[Saved entries]

****

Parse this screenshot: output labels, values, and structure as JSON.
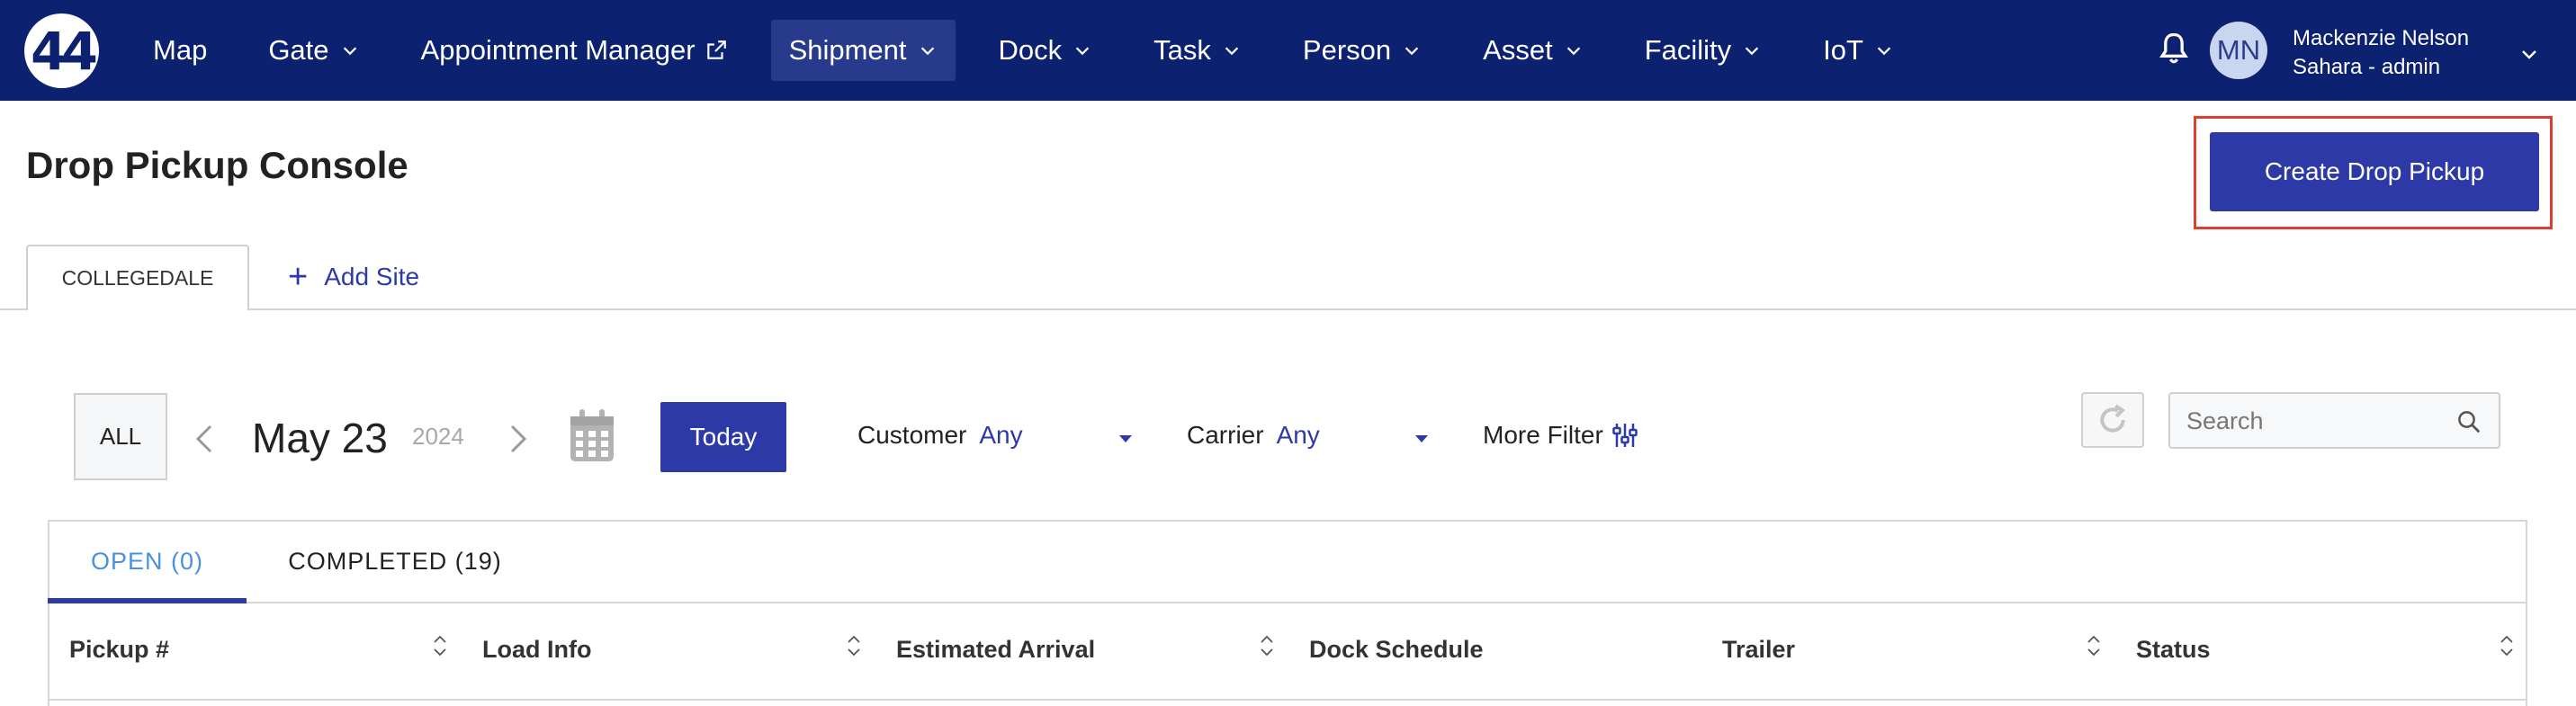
{
  "nav": {
    "logo_text": "44",
    "items": [
      {
        "label": "Map",
        "dropdown": false,
        "external": false,
        "active": false
      },
      {
        "label": "Gate",
        "dropdown": true,
        "external": false,
        "active": false
      },
      {
        "label": "Appointment Manager",
        "dropdown": false,
        "external": true,
        "active": false
      },
      {
        "label": "Shipment",
        "dropdown": true,
        "external": false,
        "active": true
      },
      {
        "label": "Dock",
        "dropdown": true,
        "external": false,
        "active": false
      },
      {
        "label": "Task",
        "dropdown": true,
        "external": false,
        "active": false
      },
      {
        "label": "Person",
        "dropdown": true,
        "external": false,
        "active": false
      },
      {
        "label": "Asset",
        "dropdown": true,
        "external": false,
        "active": false
      },
      {
        "label": "Facility",
        "dropdown": true,
        "external": false,
        "active": false
      },
      {
        "label": "IoT",
        "dropdown": true,
        "external": false,
        "active": false
      }
    ],
    "user": {
      "initials": "MN",
      "name": "Mackenzie Nelson",
      "role": "Sahara - admin"
    },
    "colors": {
      "navbar_bg": "#0c2170",
      "active_item_bg": "#283a8c"
    }
  },
  "page": {
    "title": "Drop Pickup Console",
    "create_button": "Create Drop Pickup",
    "primary_color": "#2e39a8",
    "highlight_color": "#e03c31"
  },
  "site_tabs": {
    "active": "COLLEGEDALE",
    "add_label": "Add Site"
  },
  "filters": {
    "all_label": "ALL",
    "date_main": "May 23",
    "date_year": "2024",
    "today_label": "Today",
    "customer": {
      "label": "Customer",
      "value": "Any"
    },
    "carrier": {
      "label": "Carrier",
      "value": "Any"
    },
    "more_filter_label": "More Filter",
    "search_placeholder": "Search"
  },
  "status_tabs": [
    {
      "label": "OPEN (0)",
      "active": true
    },
    {
      "label": "COMPLETED (19)",
      "active": false
    }
  ],
  "table": {
    "columns": [
      {
        "label": "Pickup #",
        "sortable": true
      },
      {
        "label": "Load Info",
        "sortable": true
      },
      {
        "label": "Estimated Arrival",
        "sortable": true
      },
      {
        "label": "Dock Schedule",
        "sortable": false
      },
      {
        "label": "Trailer",
        "sortable": true
      },
      {
        "label": "Status",
        "sortable": true
      }
    ]
  }
}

****

Repeat everything in the records precisely. Images are excluded from the copy.

TASK SOLUTION:
Parse this screenshot: output labels, values, and structure as JSON.
{
  "nav": {
    "logo_text": "44",
    "items": [
      {
        "label": "Map",
        "dropdown": false,
        "external": false,
        "active": false
      },
      {
        "label": "Gate",
        "dropdown": true,
        "external": false,
        "active": false
      },
      {
        "label": "Appointment Manager",
        "dropdown": false,
        "external": true,
        "active": false
      },
      {
        "label": "Shipment",
        "dropdown": true,
        "external": false,
        "active": true
      },
      {
        "label": "Dock",
        "dropdown": true,
        "external": false,
        "active": false
      },
      {
        "label": "Task",
        "dropdown": true,
        "external": false,
        "active": false
      },
      {
        "label": "Person",
        "dropdown": true,
        "external": false,
        "active": false
      },
      {
        "label": "Asset",
        "dropdown": true,
        "external": false,
        "active": false
      },
      {
        "label": "Facility",
        "dropdown": true,
        "external": false,
        "active": false
      },
      {
        "label": "IoT",
        "dropdown": true,
        "external": false,
        "active": false
      }
    ],
    "user": {
      "initials": "MN",
      "name": "Mackenzie Nelson",
      "role": "Sahara - admin"
    },
    "colors": {
      "navbar_bg": "#0c2170",
      "active_item_bg": "#283a8c"
    }
  },
  "page": {
    "title": "Drop Pickup Console",
    "create_button": "Create Drop Pickup",
    "primary_color": "#2e39a8",
    "highlight_color": "#e03c31"
  },
  "site_tabs": {
    "active": "COLLEGEDALE",
    "add_label": "Add Site"
  },
  "filters": {
    "all_label": "ALL",
    "date_main": "May 23",
    "date_year": "2024",
    "today_label": "Today",
    "customer": {
      "label": "Customer",
      "value": "Any"
    },
    "carrier": {
      "label": "Carrier",
      "value": "Any"
    },
    "more_filter_label": "More Filter",
    "search_placeholder": "Search"
  },
  "status_tabs": [
    {
      "label": "OPEN (0)",
      "active": true
    },
    {
      "label": "COMPLETED (19)",
      "active": false
    }
  ],
  "table": {
    "columns": [
      {
        "label": "Pickup #",
        "sortable": true
      },
      {
        "label": "Load Info",
        "sortable": true
      },
      {
        "label": "Estimated Arrival",
        "sortable": true
      },
      {
        "label": "Dock Schedule",
        "sortable": false
      },
      {
        "label": "Trailer",
        "sortable": true
      },
      {
        "label": "Status",
        "sortable": true
      }
    ]
  }
}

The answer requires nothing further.